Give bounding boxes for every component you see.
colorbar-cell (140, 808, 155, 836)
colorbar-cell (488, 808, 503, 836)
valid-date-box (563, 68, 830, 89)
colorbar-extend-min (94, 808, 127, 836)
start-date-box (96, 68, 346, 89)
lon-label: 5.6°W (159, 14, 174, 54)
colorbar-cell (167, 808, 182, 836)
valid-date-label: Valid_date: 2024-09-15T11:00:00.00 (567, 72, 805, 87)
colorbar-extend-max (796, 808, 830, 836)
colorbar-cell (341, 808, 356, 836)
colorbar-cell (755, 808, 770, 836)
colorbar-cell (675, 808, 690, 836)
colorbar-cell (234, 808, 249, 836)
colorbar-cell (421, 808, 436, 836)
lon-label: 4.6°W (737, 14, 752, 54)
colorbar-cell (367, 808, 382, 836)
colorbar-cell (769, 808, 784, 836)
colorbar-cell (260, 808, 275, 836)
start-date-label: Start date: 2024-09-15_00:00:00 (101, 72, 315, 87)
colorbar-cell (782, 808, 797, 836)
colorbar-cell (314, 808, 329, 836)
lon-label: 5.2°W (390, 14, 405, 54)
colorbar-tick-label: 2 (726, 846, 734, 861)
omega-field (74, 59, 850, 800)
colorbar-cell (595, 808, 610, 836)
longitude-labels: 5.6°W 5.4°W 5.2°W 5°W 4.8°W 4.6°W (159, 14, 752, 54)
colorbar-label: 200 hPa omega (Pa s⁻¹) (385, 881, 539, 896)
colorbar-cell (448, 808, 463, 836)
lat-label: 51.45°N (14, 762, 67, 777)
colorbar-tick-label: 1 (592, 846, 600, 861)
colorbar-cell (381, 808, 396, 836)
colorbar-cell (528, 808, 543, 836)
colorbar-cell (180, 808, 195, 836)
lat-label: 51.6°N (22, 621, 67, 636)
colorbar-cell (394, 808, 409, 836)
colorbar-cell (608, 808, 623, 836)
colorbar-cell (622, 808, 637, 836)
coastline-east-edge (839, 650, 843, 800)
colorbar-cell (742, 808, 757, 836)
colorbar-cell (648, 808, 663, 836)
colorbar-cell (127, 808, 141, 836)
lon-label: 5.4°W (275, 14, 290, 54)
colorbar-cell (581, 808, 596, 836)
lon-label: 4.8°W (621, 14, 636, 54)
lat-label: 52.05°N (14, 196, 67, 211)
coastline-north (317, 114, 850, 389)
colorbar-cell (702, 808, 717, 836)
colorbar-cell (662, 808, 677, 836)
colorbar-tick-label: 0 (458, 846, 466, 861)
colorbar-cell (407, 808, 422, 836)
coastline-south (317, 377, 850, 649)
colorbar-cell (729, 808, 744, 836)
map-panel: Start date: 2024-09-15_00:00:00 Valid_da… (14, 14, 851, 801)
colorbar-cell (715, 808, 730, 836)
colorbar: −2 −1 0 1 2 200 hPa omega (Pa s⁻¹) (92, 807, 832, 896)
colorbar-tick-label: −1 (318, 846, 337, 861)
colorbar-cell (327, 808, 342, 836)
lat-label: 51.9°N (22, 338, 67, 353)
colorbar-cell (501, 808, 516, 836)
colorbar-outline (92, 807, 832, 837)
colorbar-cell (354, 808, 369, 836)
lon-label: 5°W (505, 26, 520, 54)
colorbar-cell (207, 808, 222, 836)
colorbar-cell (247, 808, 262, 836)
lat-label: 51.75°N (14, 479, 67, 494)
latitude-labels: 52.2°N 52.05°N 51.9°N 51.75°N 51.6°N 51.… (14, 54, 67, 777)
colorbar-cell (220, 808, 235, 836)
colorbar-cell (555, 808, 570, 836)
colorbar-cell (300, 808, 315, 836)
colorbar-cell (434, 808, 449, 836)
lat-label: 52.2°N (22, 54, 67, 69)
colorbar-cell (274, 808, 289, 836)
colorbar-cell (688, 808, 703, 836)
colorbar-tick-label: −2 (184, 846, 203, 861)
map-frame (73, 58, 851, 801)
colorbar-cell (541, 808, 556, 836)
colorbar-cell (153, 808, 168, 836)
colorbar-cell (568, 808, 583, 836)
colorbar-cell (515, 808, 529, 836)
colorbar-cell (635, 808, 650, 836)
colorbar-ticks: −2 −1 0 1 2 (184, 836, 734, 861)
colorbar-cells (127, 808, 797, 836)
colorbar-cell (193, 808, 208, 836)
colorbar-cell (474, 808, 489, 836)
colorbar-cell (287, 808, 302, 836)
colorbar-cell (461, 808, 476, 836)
:::
WHAT IS NEEDED:
Print the items verbatim, from the first line through the line holding "colorbar-tick-label: 0 (458, 846, 466, 861)", with both ends included.

ANSWER IN FULL:
Give bounding boxes for every component you see.
colorbar-cell (140, 808, 155, 836)
colorbar-cell (488, 808, 503, 836)
valid-date-box (563, 68, 830, 89)
colorbar-extend-min (94, 808, 127, 836)
start-date-box (96, 68, 346, 89)
lon-label: 5.6°W (159, 14, 174, 54)
colorbar-cell (167, 808, 182, 836)
valid-date-label: Valid_date: 2024-09-15T11:00:00.00 (567, 72, 805, 87)
colorbar-extend-max (796, 808, 830, 836)
colorbar-cell (341, 808, 356, 836)
colorbar-cell (755, 808, 770, 836)
colorbar-cell (675, 808, 690, 836)
colorbar-cell (234, 808, 249, 836)
colorbar-cell (421, 808, 436, 836)
lon-label: 4.6°W (737, 14, 752, 54)
colorbar-cell (367, 808, 382, 836)
colorbar-cell (769, 808, 784, 836)
colorbar-cell (260, 808, 275, 836)
start-date-label: Start date: 2024-09-15_00:00:00 (101, 72, 315, 87)
colorbar-cell (782, 808, 797, 836)
colorbar-cell (314, 808, 329, 836)
lon-label: 5.2°W (390, 14, 405, 54)
colorbar-tick-label: 2 (726, 846, 734, 861)
omega-field (74, 59, 850, 800)
colorbar-cell (595, 808, 610, 836)
longitude-labels: 5.6°W 5.4°W 5.2°W 5°W 4.8°W 4.6°W (159, 14, 752, 54)
colorbar-label: 200 hPa omega (Pa s⁻¹) (385, 881, 539, 896)
colorbar-cell (448, 808, 463, 836)
lat-label: 51.45°N (14, 762, 67, 777)
colorbar-tick-label: 1 (592, 846, 600, 861)
colorbar-cell (381, 808, 396, 836)
colorbar-cell (528, 808, 543, 836)
colorbar-cell (180, 808, 195, 836)
lat-label: 51.6°N (22, 621, 67, 636)
colorbar-cell (394, 808, 409, 836)
colorbar-cell (608, 808, 623, 836)
colorbar-cell (622, 808, 637, 836)
coastline-east-edge (839, 650, 843, 800)
colorbar-cell (742, 808, 757, 836)
colorbar-cell (648, 808, 663, 836)
colorbar-cell (127, 808, 141, 836)
lon-label: 5.4°W (275, 14, 290, 54)
colorbar-cell (581, 808, 596, 836)
lon-label: 4.8°W (621, 14, 636, 54)
lat-label: 52.05°N (14, 196, 67, 211)
coastline-north (317, 114, 850, 389)
colorbar-cell (702, 808, 717, 836)
colorbar-cell (662, 808, 677, 836)
colorbar-tick-label: 0 (458, 846, 466, 861)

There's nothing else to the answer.